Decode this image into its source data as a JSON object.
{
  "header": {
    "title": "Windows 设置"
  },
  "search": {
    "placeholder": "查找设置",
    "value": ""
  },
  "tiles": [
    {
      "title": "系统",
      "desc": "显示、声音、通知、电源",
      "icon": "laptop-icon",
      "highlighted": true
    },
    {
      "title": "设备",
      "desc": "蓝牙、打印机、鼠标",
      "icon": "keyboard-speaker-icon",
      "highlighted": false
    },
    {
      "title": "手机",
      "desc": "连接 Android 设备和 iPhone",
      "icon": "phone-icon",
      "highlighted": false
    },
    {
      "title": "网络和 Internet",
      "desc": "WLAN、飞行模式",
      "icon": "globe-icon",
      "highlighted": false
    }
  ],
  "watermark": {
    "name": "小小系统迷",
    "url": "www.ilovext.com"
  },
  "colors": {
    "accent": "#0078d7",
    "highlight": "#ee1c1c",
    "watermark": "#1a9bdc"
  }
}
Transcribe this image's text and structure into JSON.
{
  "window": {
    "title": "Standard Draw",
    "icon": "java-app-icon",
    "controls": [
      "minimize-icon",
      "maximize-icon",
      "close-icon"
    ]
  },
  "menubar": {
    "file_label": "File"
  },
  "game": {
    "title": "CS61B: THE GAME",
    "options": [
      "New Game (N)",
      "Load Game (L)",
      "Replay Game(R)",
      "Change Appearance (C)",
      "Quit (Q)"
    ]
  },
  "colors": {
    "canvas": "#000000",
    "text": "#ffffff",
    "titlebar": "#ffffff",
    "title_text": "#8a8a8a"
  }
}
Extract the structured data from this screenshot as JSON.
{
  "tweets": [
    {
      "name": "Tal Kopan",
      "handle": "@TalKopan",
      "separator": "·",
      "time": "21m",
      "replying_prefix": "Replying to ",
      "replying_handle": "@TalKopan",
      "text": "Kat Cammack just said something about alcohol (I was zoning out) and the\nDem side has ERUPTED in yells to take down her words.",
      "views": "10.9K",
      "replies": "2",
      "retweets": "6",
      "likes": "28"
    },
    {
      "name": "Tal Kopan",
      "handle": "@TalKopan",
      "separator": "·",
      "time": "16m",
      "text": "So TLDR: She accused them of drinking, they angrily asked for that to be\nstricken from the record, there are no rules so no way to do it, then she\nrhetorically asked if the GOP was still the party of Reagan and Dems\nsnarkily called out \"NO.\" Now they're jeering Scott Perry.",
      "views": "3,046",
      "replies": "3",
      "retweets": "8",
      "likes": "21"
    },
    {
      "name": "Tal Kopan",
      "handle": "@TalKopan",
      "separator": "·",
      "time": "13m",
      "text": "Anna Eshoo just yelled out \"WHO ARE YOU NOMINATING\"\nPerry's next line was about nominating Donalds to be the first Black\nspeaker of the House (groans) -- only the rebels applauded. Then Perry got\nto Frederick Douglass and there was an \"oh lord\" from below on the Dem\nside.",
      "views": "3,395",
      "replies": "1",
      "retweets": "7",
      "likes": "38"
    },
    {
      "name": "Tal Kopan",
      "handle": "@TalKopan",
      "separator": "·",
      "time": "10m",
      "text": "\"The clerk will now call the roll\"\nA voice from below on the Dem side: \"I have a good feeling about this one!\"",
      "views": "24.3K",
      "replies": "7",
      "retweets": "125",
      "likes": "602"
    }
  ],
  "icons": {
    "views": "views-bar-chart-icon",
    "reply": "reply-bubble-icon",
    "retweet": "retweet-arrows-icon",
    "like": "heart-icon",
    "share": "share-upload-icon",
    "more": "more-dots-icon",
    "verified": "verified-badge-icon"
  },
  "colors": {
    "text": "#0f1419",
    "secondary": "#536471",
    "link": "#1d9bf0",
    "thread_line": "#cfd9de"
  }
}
++++++++++
Search the preceding listing for "Perry" and extract every line where it is found.

*Solution:*
      "text": "So TLDR: She accused them of drinking, they angrily asked for that to be\nstricken from the record, there are no rules so no way to do it, then she\nrhetorically asked if the GOP was still the party of Reagan and Dems\nsnarkily called out \"NO.\" Now they're jeering Scott Perry.",
      "text": "Anna Eshoo just yelled out \"WHO ARE YOU NOMINATING\"\nPerry's next line was about nominating Donalds to be the first Black\nspeaker of the House (groans) -- only the rebels applauded. Then Perry got\nto Frederick Douglass and there was an \"oh lord\" from below on the Dem\nside.",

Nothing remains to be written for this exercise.